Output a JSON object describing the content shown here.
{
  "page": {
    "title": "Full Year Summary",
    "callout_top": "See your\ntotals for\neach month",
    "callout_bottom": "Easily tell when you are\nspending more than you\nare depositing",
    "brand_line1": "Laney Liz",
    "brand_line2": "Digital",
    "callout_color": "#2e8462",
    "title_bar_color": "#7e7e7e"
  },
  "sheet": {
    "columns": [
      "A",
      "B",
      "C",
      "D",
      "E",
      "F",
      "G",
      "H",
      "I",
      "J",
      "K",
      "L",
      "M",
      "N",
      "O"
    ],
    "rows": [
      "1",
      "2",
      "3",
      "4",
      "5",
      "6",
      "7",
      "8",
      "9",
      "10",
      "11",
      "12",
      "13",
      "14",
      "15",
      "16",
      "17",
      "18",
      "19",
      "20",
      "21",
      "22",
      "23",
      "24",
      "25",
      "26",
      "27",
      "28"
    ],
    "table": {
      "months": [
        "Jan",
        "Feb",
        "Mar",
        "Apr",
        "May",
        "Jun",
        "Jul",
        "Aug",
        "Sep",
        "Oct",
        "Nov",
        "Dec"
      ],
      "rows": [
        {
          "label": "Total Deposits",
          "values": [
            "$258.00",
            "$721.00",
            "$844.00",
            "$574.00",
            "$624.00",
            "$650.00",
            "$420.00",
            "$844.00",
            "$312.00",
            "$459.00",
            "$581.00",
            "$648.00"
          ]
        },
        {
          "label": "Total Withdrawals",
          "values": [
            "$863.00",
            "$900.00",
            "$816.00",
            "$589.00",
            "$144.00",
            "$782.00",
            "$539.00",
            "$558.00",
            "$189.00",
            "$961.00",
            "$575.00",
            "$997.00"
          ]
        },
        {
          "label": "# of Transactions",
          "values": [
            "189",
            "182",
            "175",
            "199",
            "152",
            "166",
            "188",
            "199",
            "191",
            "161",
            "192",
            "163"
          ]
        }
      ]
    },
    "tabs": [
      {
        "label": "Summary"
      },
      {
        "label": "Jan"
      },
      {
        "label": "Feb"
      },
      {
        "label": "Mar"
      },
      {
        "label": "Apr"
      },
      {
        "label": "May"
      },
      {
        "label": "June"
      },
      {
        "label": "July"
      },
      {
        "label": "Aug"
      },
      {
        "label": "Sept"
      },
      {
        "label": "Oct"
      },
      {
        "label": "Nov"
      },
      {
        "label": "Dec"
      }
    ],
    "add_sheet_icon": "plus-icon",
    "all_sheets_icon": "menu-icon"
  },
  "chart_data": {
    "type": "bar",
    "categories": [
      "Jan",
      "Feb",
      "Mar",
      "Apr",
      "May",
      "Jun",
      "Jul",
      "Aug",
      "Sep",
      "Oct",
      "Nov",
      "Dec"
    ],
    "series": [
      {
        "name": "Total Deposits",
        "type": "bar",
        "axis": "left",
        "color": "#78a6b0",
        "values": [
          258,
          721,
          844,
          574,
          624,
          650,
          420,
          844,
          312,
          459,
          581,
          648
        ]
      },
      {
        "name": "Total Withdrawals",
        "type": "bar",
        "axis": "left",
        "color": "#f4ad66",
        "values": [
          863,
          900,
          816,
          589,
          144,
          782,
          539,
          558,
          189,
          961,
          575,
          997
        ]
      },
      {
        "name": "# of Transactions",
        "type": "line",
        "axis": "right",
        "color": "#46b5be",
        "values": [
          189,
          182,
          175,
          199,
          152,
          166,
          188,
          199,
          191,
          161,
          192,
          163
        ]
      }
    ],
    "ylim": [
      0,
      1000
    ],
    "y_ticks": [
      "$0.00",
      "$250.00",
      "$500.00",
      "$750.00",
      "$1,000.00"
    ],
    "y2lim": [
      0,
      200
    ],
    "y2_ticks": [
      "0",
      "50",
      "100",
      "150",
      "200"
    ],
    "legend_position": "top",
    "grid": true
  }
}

-- -- --

**JOB**:
Copy out the data shown above without altering anything.

**WRITTEN RESPONSE**:
Output a JSON object describing the content shown here.
{
  "page": {
    "title": "Full Year Summary",
    "callout_top": "See your\ntotals for\neach month",
    "callout_bottom": "Easily tell when you are\nspending more than you\nare depositing",
    "brand_line1": "Laney Liz",
    "brand_line2": "Digital",
    "callout_color": "#2e8462",
    "title_bar_color": "#7e7e7e"
  },
  "sheet": {
    "columns": [
      "A",
      "B",
      "C",
      "D",
      "E",
      "F",
      "G",
      "H",
      "I",
      "J",
      "K",
      "L",
      "M",
      "N",
      "O"
    ],
    "rows": [
      "1",
      "2",
      "3",
      "4",
      "5",
      "6",
      "7",
      "8",
      "9",
      "10",
      "11",
      "12",
      "13",
      "14",
      "15",
      "16",
      "17",
      "18",
      "19",
      "20",
      "21",
      "22",
      "23",
      "24",
      "25",
      "26",
      "27",
      "28"
    ],
    "table": {
      "months": [
        "Jan",
        "Feb",
        "Mar",
        "Apr",
        "May",
        "Jun",
        "Jul",
        "Aug",
        "Sep",
        "Oct",
        "Nov",
        "Dec"
      ],
      "rows": [
        {
          "label": "Total Deposits",
          "values": [
            "$258.00",
            "$721.00",
            "$844.00",
            "$574.00",
            "$624.00",
            "$650.00",
            "$420.00",
            "$844.00",
            "$312.00",
            "$459.00",
            "$581.00",
            "$648.00"
          ]
        },
        {
          "label": "Total Withdrawals",
          "values": [
            "$863.00",
            "$900.00",
            "$816.00",
            "$589.00",
            "$144.00",
            "$782.00",
            "$539.00",
            "$558.00",
            "$189.00",
            "$961.00",
            "$575.00",
            "$997.00"
          ]
        },
        {
          "label": "# of Transactions",
          "values": [
            "189",
            "182",
            "175",
            "199",
            "152",
            "166",
            "188",
            "199",
            "191",
            "161",
            "192",
            "163"
          ]
        }
      ]
    },
    "tabs": [
      {
        "label": "Summary"
      },
      {
        "label": "Jan"
      },
      {
        "label": "Feb"
      },
      {
        "label": "Mar"
      },
      {
        "label": "Apr"
      },
      {
        "label": "May"
      },
      {
        "label": "June"
      },
      {
        "label": "July"
      },
      {
        "label": "Aug"
      },
      {
        "label": "Sept"
      },
      {
        "label": "Oct"
      },
      {
        "label": "Nov"
      },
      {
        "label": "Dec"
      }
    ],
    "add_sheet_icon": "plus-icon",
    "all_sheets_icon": "menu-icon"
  },
  "chart_data": {
    "type": "bar",
    "categories": [
      "Jan",
      "Feb",
      "Mar",
      "Apr",
      "May",
      "Jun",
      "Jul",
      "Aug",
      "Sep",
      "Oct",
      "Nov",
      "Dec"
    ],
    "series": [
      {
        "name": "Total Deposits",
        "type": "bar",
        "axis": "left",
        "color": "#78a6b0",
        "values": [
          258,
          721,
          844,
          574,
          624,
          650,
          420,
          844,
          312,
          459,
          581,
          648
        ]
      },
      {
        "name": "Total Withdrawals",
        "type": "bar",
        "axis": "left",
        "color": "#f4ad66",
        "values": [
          863,
          900,
          816,
          589,
          144,
          782,
          539,
          558,
          189,
          961,
          575,
          997
        ]
      },
      {
        "name": "# of Transactions",
        "type": "line",
        "axis": "right",
        "color": "#46b5be",
        "values": [
          189,
          182,
          175,
          199,
          152,
          166,
          188,
          199,
          191,
          161,
          192,
          163
        ]
      }
    ],
    "ylim": [
      0,
      1000
    ],
    "y_ticks": [
      "$0.00",
      "$250.00",
      "$500.00",
      "$750.00",
      "$1,000.00"
    ],
    "y2lim": [
      0,
      200
    ],
    "y2_ticks": [
      "0",
      "50",
      "100",
      "150",
      "200"
    ],
    "legend_position": "top",
    "grid": true
  }
}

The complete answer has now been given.